== Material provided

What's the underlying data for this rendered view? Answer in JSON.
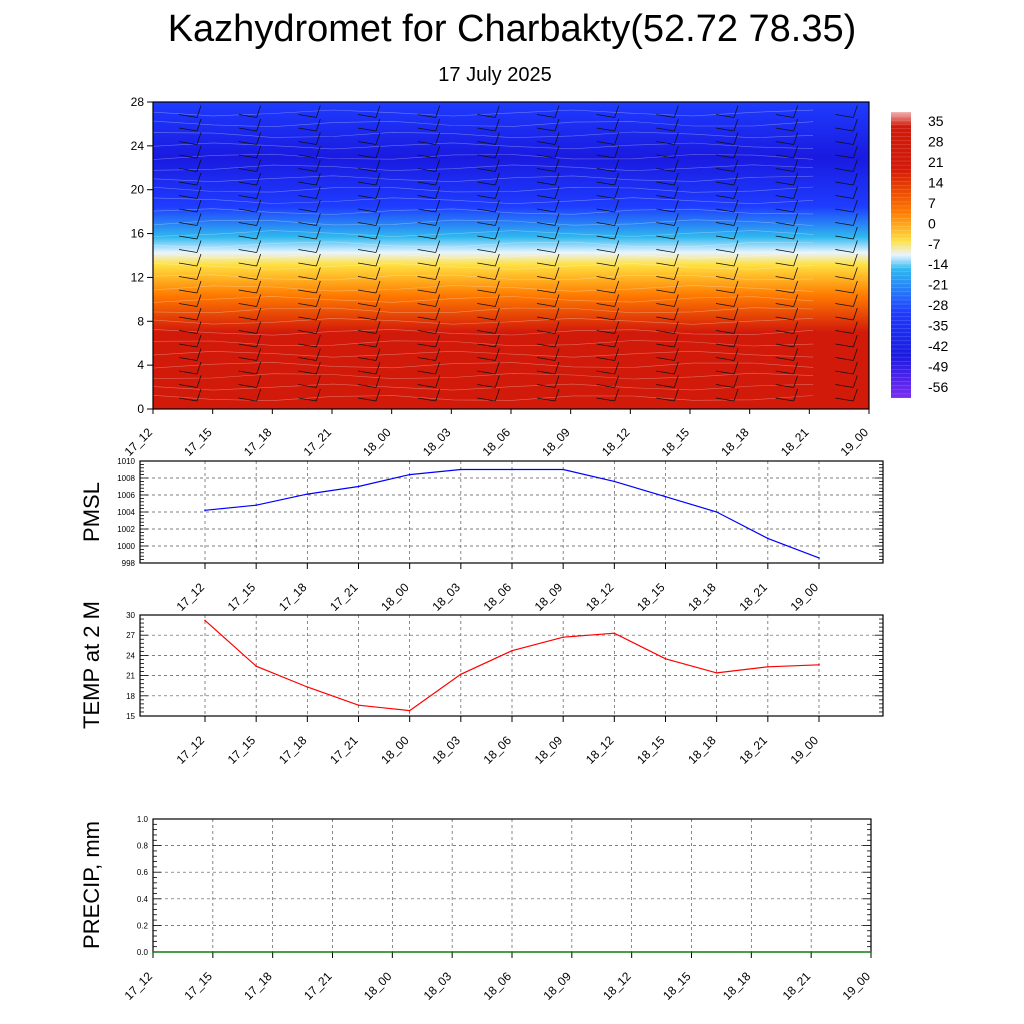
{
  "title": "Kazhydromet for Charbakty(52.72 78.35)",
  "subtitle": "17 July 2025",
  "chart_data": [
    {
      "type": "heatmap",
      "x_tick_labels": [
        "17_12",
        "17_15",
        "17_18",
        "17_21",
        "18_00",
        "18_03",
        "18_06",
        "18_09",
        "18_12",
        "18_15",
        "18_18",
        "18_21",
        "19_00"
      ],
      "y_ticks": [
        0,
        4,
        8,
        12,
        16,
        20,
        24,
        28
      ],
      "ylim": [
        0,
        28
      ],
      "colorbar_labels": [
        "35",
        "28",
        "21",
        "14",
        "7",
        "0",
        "-7",
        "-14",
        "-21",
        "-28",
        "-35",
        "-42",
        "-49",
        "-56"
      ],
      "colors": {
        "hot": "#d21a0a",
        "warm": "#ff7a00",
        "yellow": "#ffe040",
        "light": "#e8f4ff",
        "cyan": "#30b8ef",
        "blue": "#1e3cff",
        "deep": "#1a1ae0",
        "violet": "#7a2ef0"
      }
    },
    {
      "type": "line",
      "ylabel": "PMSL",
      "x": [
        "17_12",
        "17_15",
        "17_18",
        "17_21",
        "18_00",
        "18_03",
        "18_06",
        "18_09",
        "18_12",
        "18_15",
        "18_18",
        "18_21",
        "19_00"
      ],
      "values": [
        1004.2,
        1004.8,
        1006.1,
        1007.0,
        1008.4,
        1009.0,
        1009.0,
        1009.0,
        1007.6,
        1005.8,
        1004.0,
        1000.9,
        998.6
      ],
      "ylim": [
        998,
        1010
      ],
      "y_ticks": [
        998,
        1000,
        1002,
        1004,
        1006,
        1008,
        1010
      ],
      "grid": true,
      "color": "#0000ff"
    },
    {
      "type": "line",
      "ylabel": "TEMP at 2 M",
      "x": [
        "17_12",
        "17_15",
        "17_18",
        "17_21",
        "18_00",
        "18_03",
        "18_06",
        "18_09",
        "18_12",
        "18_15",
        "18_18",
        "18_21",
        "19_00"
      ],
      "values": [
        29.2,
        22.4,
        19.3,
        16.6,
        15.8,
        21.2,
        24.7,
        26.7,
        27.3,
        23.5,
        21.4,
        22.3,
        22.6
      ],
      "ylim": [
        15,
        30
      ],
      "y_ticks": [
        15,
        18,
        21,
        24,
        27,
        30
      ],
      "grid": true,
      "color": "#ff0000"
    },
    {
      "type": "line",
      "ylabel": "PRECIP, mm",
      "x": [
        "17_12",
        "17_15",
        "17_18",
        "17_21",
        "18_00",
        "18_03",
        "18_06",
        "18_09",
        "18_12",
        "18_15",
        "18_18",
        "18_21",
        "19_00"
      ],
      "values": [
        0,
        0,
        0,
        0,
        0,
        0,
        0,
        0,
        0,
        0,
        0,
        0,
        0
      ],
      "ylim": [
        0,
        1
      ],
      "y_ticks": [
        "0.0",
        "0.2",
        "0.4",
        "0.6",
        "0.8",
        "1.0"
      ],
      "grid": true,
      "color": "#008000"
    }
  ]
}
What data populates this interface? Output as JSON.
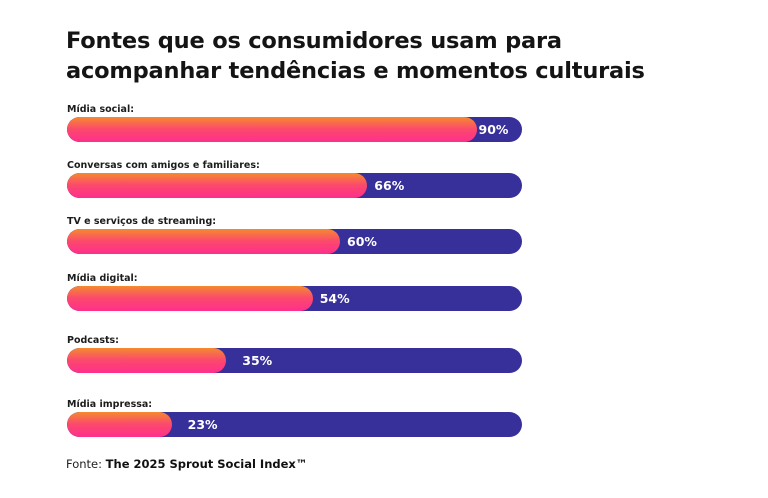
{
  "chart_data": {
    "type": "bar",
    "orientation": "horizontal",
    "title_lines": [
      "Fontes que os consumidores usam para",
      "acompanhar tendências e momentos culturais"
    ],
    "categories": [
      "Mídia social:",
      "Conversas com amigos e familiares:",
      "TV e serviços de streaming:",
      "Mídia digital:",
      "Podcasts:",
      "Mídia impressa:"
    ],
    "values": [
      90,
      66,
      60,
      54,
      35,
      23
    ],
    "value_labels": [
      "90%",
      "66%",
      "60%",
      "54%",
      "35%",
      "23%"
    ],
    "xlim": [
      0,
      100
    ],
    "grid": false,
    "colors": {
      "fill_top": "#f58a2e",
      "fill_bottom": "#ff2e8c",
      "track": "#37309a"
    }
  },
  "source": {
    "prefix": "Fonte: ",
    "name": "The 2025 Sprout Social Index™"
  }
}
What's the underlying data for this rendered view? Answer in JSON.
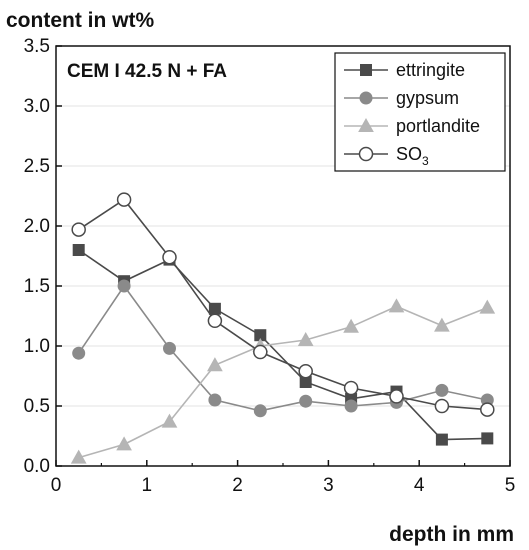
{
  "chart_data": {
    "type": "line",
    "ylabel": "content in wt%",
    "xlabel": "depth in mm",
    "annotation": "CEM I 42.5 N + FA",
    "xlim": [
      0,
      5
    ],
    "ylim": [
      0,
      3.5
    ],
    "xticks": [
      0,
      1,
      2,
      3,
      4,
      5
    ],
    "yticks": [
      0.0,
      0.5,
      1.0,
      1.5,
      2.0,
      2.5,
      3.0,
      3.5
    ],
    "ytick_labels": [
      "0.0",
      "0.5",
      "1.0",
      "1.5",
      "2.0",
      "2.5",
      "3.0",
      "3.5"
    ],
    "grid": "horizontal",
    "legend_position": "top-right",
    "series": [
      {
        "name": "ettringite",
        "marker": "square-filled",
        "color": "#4a4a4a",
        "x": [
          0.25,
          0.75,
          1.25,
          1.75,
          2.25,
          2.75,
          3.25,
          3.75,
          4.25,
          4.75
        ],
        "y": [
          1.8,
          1.54,
          1.72,
          1.31,
          1.09,
          0.7,
          0.56,
          0.62,
          0.22,
          0.23
        ]
      },
      {
        "name": "gypsum",
        "marker": "circle-filled",
        "color": "#8a8a8a",
        "x": [
          0.25,
          0.75,
          1.25,
          1.75,
          2.25,
          2.75,
          3.25,
          3.75,
          4.25,
          4.75
        ],
        "y": [
          0.94,
          1.5,
          0.98,
          0.55,
          0.46,
          0.54,
          0.5,
          0.53,
          0.63,
          0.55
        ]
      },
      {
        "name": "portlandite",
        "marker": "triangle-filled",
        "color": "#b5b5b5",
        "x": [
          0.25,
          0.75,
          1.25,
          1.75,
          2.25,
          2.75,
          3.25,
          3.75,
          4.25,
          4.75
        ],
        "y": [
          0.07,
          0.18,
          0.37,
          0.84,
          1.0,
          1.05,
          1.16,
          1.33,
          1.17,
          1.32
        ]
      },
      {
        "name": "SO3",
        "marker": "circle-open",
        "color": "#4a4a4a",
        "x": [
          0.25,
          0.75,
          1.25,
          1.75,
          2.25,
          2.75,
          3.25,
          3.75,
          4.25,
          4.75
        ],
        "y": [
          1.97,
          2.22,
          1.74,
          1.21,
          0.95,
          0.79,
          0.65,
          0.58,
          0.5,
          0.47
        ]
      }
    ]
  }
}
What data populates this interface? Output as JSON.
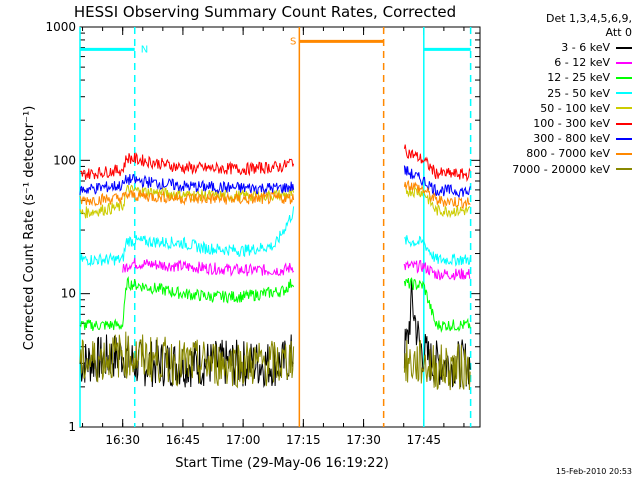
{
  "chart_data": {
    "type": "line",
    "title": "HESSI Observing Summary Count Rates, Corrected",
    "xlabel": "Start Time (29-May-06 16:19:22)",
    "ylabel": "Corrected Count Rate (s⁻¹ detector⁻¹)",
    "x_units": "minutes",
    "xlim": [
      "16:19:22",
      "17:59:00"
    ],
    "ylim": [
      1,
      1000
    ],
    "y_scale": "log",
    "x_ticks": [
      "16:30",
      "16:45",
      "17:00",
      "17:15",
      "17:30",
      "17:45"
    ],
    "y_ticks": [
      "1",
      "10",
      "100",
      "1000"
    ],
    "gaps": [
      [
        "17:12:40",
        "17:40:00"
      ]
    ],
    "series": [
      {
        "name": "3 - 6 keV",
        "color": "#000000",
        "x": [
          "16:19:22",
          "16:30:00",
          "16:33:00",
          "16:45:00",
          "17:00:00",
          "17:10:00",
          "17:12:40",
          "17:40:00",
          "17:41:00",
          "17:42:00",
          "17:44:00",
          "17:47:00",
          "17:55:00",
          "17:56:40"
        ],
        "y": [
          3.0,
          3.5,
          3.0,
          3.0,
          3.0,
          3.0,
          3.5,
          3.5,
          4.5,
          9.0,
          4.0,
          3.0,
          3.0,
          3.0
        ]
      },
      {
        "name": "6 - 12 keV",
        "color": "#ff00ff",
        "x": [
          "16:30:00",
          "16:32:00",
          "16:45:00",
          "17:00:00",
          "17:10:00",
          "17:12:40",
          "17:40:00",
          "17:45:00",
          "17:48:00",
          "17:56:40"
        ],
        "y": [
          15.0,
          17.0,
          16.0,
          15.0,
          15.0,
          16.0,
          16.0,
          16.0,
          14.0,
          14.0
        ]
      },
      {
        "name": "12 - 25 keV",
        "color": "#00ff00",
        "x": [
          "16:19:22",
          "16:30:00",
          "16:31:00",
          "16:45:00",
          "16:52:00",
          "17:00:00",
          "17:10:00",
          "17:12:40",
          "17:40:00",
          "17:45:00",
          "17:48:00",
          "17:56:40"
        ],
        "y": [
          5.8,
          5.8,
          12.0,
          10.0,
          9.5,
          9.5,
          10.5,
          12.5,
          12.0,
          11.5,
          5.8,
          5.8
        ]
      },
      {
        "name": "25 - 50 keV",
        "color": "#00ffff",
        "x": [
          "16:19:22",
          "16:30:00",
          "16:31:00",
          "16:45:00",
          "16:50:00",
          "17:00:00",
          "17:08:00",
          "17:12:40",
          "17:40:00",
          "17:45:00",
          "17:48:00",
          "17:56:40"
        ],
        "y": [
          18.0,
          18.0,
          25.0,
          24.0,
          22.0,
          21.0,
          23.0,
          42.0,
          25.0,
          24.0,
          18.0,
          18.0
        ]
      },
      {
        "name": "50 - 100 keV",
        "color": "#cccc00",
        "x": [
          "16:19:22",
          "16:30:00",
          "16:31:00",
          "16:45:00",
          "17:00:00",
          "17:10:00",
          "17:12:40",
          "17:40:00",
          "17:45:00",
          "17:48:00",
          "17:56:40"
        ],
        "y": [
          40.0,
          45.0,
          60.0,
          55.0,
          54.0,
          55.0,
          56.0,
          60.0,
          58.0,
          42.0,
          42.0
        ]
      },
      {
        "name": "100 - 300 keV",
        "color": "#ff0000",
        "x": [
          "16:19:22",
          "16:30:00",
          "16:31:00",
          "16:45:00",
          "17:00:00",
          "17:10:00",
          "17:12:40",
          "17:40:00",
          "17:45:00",
          "17:48:00",
          "17:56:40"
        ],
        "y": [
          78.0,
          85.0,
          105.0,
          88.0,
          86.0,
          90.0,
          100.0,
          120.0,
          100.0,
          80.0,
          78.0
        ]
      },
      {
        "name": "300 - 800 keV",
        "color": "#0000ff",
        "x": [
          "16:19:22",
          "16:30:00",
          "16:31:00",
          "16:45:00",
          "17:00:00",
          "17:10:00",
          "17:12:40",
          "17:40:00",
          "17:45:00",
          "17:48:00",
          "17:56:40"
        ],
        "y": [
          60.0,
          65.0,
          72.0,
          64.0,
          62.0,
          62.0,
          64.0,
          85.0,
          70.0,
          60.0,
          58.0
        ]
      },
      {
        "name": "800 - 7000 keV",
        "color": "#ff8800",
        "x": [
          "16:19:22",
          "16:30:00",
          "16:31:00",
          "16:45:00",
          "17:00:00",
          "17:10:00",
          "17:12:40",
          "17:40:00",
          "17:45:00",
          "17:48:00",
          "17:56:40"
        ],
        "y": [
          50.0,
          52.0,
          55.0,
          52.0,
          51.0,
          52.0,
          52.0,
          68.0,
          60.0,
          50.0,
          48.0
        ]
      },
      {
        "name": "7000 - 20000 keV",
        "color": "#888800",
        "x": [
          "16:19:22",
          "16:30:00",
          "16:45:00",
          "17:00:00",
          "17:10:00",
          "17:12:40",
          "17:40:00",
          "17:45:00",
          "17:48:00",
          "17:56:40"
        ],
        "y": [
          3.0,
          3.5,
          3.0,
          3.0,
          3.0,
          3.5,
          3.0,
          3.0,
          2.8,
          2.8
        ]
      }
    ],
    "annotations": [
      {
        "text": "N",
        "color": "#00ffff",
        "x_start": "16:19:22",
        "x_end": "16:33:00",
        "y": 680
      },
      {
        "text": "S",
        "color": "#ff8800",
        "x_start": "17:14:00",
        "x_end": "17:35:00",
        "y": 780
      },
      {
        "text": "",
        "color": "#00ffff",
        "x_start": "17:45:00",
        "x_end": "17:56:40",
        "y": 680
      }
    ],
    "vertical_lines": [
      {
        "x": "16:19:22",
        "color": "#00ffff",
        "style": "solid"
      },
      {
        "x": "16:33:00",
        "color": "#00ffff",
        "style": "dashed"
      },
      {
        "x": "17:14:00",
        "color": "#ff8800",
        "style": "solid"
      },
      {
        "x": "17:35:00",
        "color": "#ff8800",
        "style": "dashed"
      },
      {
        "x": "17:45:00",
        "color": "#00ffff",
        "style": "solid"
      },
      {
        "x": "17:56:40",
        "color": "#00ffff",
        "style": "dashed"
      }
    ],
    "grid": false
  },
  "legend": {
    "header_line1": "Det 1,3,4,5,6,9,",
    "header_line2": "Att 0",
    "position": "right"
  },
  "footer": {
    "date": "15-Feb-2010 20:53"
  }
}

====

▸ The problem
Read the data above. Pull out each line in which the string "xlabel" appears.

▸ Task result
    "xlabel": "depth in mm",
    "xlabel": "Start Time (29-May-06 16:19:22)",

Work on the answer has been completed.